[Task objective]: Each line of the data that includes the string "passed" is to be copied out.

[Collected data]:
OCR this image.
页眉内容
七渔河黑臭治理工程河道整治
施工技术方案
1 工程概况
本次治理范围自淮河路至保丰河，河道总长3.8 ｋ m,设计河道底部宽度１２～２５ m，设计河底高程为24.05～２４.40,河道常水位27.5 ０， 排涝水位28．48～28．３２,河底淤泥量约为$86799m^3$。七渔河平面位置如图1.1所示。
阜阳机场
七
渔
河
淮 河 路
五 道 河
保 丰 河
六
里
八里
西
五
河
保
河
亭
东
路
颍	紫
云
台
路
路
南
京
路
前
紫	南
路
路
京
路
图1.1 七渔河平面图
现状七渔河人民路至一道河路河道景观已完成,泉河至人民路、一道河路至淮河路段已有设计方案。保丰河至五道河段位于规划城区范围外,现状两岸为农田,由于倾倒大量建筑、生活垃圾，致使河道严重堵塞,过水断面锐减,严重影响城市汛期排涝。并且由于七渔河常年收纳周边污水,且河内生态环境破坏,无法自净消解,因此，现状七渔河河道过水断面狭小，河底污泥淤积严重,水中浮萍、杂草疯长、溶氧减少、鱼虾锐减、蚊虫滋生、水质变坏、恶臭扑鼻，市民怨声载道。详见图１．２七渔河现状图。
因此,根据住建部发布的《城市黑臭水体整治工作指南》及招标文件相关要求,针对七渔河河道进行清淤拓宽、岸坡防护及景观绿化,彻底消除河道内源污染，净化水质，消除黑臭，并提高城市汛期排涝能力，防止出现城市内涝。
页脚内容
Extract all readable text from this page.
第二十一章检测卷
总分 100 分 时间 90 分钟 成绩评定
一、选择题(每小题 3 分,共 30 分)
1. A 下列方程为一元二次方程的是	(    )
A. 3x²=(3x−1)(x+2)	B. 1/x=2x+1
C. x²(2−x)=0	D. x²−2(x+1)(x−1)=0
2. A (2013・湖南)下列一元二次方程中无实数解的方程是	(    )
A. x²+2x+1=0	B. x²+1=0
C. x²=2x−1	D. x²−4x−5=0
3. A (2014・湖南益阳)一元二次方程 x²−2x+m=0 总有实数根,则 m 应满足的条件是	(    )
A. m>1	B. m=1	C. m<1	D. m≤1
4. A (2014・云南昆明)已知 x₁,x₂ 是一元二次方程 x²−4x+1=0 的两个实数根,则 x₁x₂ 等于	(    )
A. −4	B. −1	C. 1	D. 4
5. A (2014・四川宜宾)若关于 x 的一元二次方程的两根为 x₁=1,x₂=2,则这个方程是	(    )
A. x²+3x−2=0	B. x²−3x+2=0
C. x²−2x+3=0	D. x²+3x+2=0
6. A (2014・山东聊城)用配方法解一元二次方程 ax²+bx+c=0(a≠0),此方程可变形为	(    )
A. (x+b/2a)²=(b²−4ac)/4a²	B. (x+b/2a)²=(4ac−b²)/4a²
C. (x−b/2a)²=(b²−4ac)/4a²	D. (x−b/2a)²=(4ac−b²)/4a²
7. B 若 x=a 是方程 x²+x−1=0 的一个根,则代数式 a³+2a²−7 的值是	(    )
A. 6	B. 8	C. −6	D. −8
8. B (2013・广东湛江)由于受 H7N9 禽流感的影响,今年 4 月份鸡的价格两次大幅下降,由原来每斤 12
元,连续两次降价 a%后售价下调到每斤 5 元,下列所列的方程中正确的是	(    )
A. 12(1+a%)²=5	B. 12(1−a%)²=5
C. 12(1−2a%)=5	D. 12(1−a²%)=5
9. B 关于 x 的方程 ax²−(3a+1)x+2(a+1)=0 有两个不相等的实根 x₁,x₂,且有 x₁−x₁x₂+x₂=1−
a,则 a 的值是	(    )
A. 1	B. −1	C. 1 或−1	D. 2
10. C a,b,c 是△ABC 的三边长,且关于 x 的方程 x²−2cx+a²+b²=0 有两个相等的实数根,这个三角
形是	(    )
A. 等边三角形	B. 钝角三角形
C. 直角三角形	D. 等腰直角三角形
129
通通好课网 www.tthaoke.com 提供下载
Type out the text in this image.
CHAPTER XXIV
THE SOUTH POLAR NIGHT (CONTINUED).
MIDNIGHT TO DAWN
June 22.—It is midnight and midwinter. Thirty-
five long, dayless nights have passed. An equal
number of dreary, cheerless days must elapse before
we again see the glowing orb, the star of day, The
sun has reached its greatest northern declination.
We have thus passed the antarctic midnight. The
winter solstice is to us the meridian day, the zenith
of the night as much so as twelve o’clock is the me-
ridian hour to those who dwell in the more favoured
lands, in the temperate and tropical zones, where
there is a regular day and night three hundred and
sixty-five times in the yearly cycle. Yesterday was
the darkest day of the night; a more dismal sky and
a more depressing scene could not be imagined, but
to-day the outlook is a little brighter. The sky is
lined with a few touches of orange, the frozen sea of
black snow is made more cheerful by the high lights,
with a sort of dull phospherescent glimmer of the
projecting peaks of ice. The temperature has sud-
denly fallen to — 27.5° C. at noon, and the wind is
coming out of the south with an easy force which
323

[Completed exercise]:
five long, dayless nights have passed. An equal
We have thus passed the antarctic midnight. The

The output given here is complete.